BRIEF →
Count only the lines of the records that hold "deprived", then give the number without any other words.

[Items from a figure collection]
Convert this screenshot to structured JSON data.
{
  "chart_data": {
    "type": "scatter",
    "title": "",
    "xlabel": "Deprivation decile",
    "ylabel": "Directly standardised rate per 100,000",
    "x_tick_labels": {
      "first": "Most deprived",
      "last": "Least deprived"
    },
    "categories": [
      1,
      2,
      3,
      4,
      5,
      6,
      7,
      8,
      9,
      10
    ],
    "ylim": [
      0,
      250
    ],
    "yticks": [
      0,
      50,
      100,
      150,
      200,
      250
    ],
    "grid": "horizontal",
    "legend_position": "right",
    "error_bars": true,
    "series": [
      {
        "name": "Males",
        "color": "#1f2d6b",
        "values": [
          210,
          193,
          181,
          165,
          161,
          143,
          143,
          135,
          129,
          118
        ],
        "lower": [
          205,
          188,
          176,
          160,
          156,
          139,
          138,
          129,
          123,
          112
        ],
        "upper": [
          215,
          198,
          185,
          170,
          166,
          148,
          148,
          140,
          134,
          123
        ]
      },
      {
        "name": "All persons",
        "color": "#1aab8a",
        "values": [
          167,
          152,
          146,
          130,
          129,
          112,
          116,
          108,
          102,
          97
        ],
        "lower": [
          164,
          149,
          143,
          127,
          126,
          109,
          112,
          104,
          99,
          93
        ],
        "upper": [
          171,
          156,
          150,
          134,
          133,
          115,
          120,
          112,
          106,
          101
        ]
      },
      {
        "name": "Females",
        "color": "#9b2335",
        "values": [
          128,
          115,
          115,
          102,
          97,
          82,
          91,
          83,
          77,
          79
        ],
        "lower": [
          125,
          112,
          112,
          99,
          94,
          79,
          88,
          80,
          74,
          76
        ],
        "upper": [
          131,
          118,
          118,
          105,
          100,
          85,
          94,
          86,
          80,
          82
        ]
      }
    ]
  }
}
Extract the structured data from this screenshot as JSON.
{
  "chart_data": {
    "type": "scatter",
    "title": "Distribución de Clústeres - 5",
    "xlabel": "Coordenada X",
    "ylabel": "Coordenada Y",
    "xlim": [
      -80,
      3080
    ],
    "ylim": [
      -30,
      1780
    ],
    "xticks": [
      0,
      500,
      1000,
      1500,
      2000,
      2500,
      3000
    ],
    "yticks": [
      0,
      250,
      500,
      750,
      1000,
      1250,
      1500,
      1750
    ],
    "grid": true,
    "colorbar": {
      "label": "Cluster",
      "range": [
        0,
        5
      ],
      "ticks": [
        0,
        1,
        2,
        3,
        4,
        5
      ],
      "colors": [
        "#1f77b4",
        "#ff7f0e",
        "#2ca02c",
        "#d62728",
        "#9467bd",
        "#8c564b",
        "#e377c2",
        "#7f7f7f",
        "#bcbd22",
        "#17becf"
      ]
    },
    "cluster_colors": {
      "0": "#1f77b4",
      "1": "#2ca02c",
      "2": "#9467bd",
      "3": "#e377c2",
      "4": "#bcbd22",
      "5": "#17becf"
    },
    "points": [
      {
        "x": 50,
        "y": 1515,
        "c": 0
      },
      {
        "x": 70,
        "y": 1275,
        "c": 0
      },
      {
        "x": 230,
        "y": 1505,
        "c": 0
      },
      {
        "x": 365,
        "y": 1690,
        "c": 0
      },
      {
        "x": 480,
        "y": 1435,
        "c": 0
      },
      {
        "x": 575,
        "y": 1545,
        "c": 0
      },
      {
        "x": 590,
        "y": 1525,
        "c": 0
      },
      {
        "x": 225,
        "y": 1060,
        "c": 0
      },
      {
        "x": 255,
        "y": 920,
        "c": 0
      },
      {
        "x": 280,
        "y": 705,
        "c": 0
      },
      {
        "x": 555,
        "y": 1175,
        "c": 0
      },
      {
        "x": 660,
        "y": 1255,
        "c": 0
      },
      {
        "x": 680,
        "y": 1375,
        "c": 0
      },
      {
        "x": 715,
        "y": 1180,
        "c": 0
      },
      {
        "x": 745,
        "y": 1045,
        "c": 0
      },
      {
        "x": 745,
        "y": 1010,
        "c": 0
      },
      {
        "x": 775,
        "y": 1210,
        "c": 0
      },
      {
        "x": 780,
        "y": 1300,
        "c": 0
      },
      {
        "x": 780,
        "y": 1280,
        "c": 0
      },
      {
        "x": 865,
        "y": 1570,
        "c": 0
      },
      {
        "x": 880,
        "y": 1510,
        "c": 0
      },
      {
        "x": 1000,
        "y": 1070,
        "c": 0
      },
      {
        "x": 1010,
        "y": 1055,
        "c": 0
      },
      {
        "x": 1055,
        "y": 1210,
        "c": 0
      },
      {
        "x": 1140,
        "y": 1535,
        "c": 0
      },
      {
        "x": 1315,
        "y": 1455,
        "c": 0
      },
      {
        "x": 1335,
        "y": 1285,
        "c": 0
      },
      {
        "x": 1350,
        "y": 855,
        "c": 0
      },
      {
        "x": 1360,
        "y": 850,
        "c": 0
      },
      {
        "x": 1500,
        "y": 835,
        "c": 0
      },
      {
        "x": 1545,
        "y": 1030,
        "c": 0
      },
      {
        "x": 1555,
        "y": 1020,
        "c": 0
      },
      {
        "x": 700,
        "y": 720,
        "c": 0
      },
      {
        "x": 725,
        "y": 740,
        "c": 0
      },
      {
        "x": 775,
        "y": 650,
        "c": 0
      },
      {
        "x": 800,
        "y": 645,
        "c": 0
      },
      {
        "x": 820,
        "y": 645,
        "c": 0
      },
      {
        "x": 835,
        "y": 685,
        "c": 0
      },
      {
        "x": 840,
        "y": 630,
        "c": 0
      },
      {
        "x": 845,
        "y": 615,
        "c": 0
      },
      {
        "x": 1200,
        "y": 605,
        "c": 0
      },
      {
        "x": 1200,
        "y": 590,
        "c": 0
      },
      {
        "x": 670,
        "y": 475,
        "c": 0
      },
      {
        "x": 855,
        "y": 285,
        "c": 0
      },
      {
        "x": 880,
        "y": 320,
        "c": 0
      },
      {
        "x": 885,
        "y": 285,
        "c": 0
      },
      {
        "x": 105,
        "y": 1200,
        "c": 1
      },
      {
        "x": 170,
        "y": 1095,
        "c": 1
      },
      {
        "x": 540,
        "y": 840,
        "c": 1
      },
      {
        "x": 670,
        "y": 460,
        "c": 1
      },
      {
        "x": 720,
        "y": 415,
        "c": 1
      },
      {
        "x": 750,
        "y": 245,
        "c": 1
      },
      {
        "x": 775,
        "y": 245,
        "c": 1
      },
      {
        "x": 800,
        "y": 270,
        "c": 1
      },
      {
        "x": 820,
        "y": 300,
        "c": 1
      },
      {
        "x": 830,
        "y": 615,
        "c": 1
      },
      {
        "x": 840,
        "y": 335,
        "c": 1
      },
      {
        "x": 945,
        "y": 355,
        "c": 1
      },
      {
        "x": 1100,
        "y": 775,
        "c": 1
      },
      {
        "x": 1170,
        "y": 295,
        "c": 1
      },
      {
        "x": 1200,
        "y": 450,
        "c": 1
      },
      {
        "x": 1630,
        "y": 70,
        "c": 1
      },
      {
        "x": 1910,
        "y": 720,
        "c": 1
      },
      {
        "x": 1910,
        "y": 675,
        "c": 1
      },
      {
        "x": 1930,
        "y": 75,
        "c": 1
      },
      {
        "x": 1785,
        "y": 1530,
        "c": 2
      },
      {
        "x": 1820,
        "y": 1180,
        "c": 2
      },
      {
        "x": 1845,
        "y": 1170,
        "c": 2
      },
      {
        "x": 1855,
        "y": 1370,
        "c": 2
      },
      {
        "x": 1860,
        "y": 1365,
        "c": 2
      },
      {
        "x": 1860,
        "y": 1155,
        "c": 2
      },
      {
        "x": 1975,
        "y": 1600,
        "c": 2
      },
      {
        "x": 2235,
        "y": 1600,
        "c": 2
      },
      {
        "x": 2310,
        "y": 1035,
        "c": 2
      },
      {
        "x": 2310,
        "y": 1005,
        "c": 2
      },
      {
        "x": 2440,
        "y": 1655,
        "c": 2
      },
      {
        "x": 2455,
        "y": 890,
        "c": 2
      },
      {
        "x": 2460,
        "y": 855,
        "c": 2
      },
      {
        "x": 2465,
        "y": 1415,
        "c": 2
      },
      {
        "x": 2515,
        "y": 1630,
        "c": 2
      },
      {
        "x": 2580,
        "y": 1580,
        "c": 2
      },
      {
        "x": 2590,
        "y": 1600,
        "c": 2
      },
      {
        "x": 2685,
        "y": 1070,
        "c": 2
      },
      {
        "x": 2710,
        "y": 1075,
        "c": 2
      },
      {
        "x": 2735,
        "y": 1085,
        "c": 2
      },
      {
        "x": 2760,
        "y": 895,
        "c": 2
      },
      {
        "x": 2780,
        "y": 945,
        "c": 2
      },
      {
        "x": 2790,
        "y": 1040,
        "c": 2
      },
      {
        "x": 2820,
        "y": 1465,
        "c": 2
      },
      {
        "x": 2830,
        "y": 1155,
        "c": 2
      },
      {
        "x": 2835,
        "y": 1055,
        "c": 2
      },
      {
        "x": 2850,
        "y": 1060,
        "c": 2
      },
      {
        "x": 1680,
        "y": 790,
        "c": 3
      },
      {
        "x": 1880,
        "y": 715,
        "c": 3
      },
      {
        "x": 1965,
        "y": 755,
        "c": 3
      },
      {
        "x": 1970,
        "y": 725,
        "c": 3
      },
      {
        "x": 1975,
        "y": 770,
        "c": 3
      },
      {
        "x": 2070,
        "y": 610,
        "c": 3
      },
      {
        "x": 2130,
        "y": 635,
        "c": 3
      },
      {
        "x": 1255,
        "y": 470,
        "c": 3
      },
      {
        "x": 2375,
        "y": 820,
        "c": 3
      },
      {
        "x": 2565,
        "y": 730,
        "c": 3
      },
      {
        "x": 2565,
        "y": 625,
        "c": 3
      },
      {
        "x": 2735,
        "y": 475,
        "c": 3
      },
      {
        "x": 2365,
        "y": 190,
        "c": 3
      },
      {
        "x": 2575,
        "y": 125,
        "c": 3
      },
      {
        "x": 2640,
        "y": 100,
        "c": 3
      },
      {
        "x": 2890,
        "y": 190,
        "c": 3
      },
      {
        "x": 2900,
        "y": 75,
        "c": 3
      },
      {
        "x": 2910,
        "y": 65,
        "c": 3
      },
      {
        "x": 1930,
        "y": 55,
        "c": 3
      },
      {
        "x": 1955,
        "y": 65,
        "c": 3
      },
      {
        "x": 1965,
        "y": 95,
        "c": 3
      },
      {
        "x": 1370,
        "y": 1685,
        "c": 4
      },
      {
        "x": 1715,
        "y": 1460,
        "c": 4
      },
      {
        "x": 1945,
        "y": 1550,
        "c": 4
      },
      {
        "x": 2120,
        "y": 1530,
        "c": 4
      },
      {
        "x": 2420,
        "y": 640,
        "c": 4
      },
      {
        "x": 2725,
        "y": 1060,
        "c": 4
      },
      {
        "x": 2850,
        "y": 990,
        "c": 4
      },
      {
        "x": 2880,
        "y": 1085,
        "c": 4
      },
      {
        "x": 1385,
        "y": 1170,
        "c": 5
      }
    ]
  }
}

TASK ANSWER →
2